→ **STATED TASK**: Copy out all lines with the word "icon" in them.

☆ ☆ ☆ ☆ ☆ ☆ ☆

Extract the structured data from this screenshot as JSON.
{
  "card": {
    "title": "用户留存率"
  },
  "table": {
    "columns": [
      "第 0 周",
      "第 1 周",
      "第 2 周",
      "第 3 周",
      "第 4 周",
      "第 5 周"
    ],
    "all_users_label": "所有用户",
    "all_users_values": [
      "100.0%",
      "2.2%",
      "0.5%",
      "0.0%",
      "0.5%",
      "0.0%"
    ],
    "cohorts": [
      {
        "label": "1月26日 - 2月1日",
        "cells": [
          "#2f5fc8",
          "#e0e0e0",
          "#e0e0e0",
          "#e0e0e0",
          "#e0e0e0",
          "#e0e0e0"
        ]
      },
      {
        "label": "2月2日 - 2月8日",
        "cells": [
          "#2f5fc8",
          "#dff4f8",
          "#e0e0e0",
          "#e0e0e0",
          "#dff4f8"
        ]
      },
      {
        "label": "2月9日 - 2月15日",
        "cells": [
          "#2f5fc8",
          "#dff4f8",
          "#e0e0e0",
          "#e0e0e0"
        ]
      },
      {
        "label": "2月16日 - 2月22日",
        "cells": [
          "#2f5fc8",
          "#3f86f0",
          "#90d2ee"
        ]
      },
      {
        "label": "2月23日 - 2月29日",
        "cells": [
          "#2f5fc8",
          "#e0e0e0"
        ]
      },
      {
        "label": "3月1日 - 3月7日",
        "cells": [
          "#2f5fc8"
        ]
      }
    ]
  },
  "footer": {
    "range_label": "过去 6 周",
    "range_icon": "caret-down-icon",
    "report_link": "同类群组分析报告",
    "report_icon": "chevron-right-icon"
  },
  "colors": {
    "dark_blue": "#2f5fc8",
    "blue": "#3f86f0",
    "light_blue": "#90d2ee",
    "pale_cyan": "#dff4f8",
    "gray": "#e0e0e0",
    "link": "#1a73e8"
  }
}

☆ ☆ ☆ ☆ ☆ ☆ ☆

→ **FINAL ANSWER**:
    "range_icon": "caret-down-icon",
    "report_icon": "chevron-right-icon"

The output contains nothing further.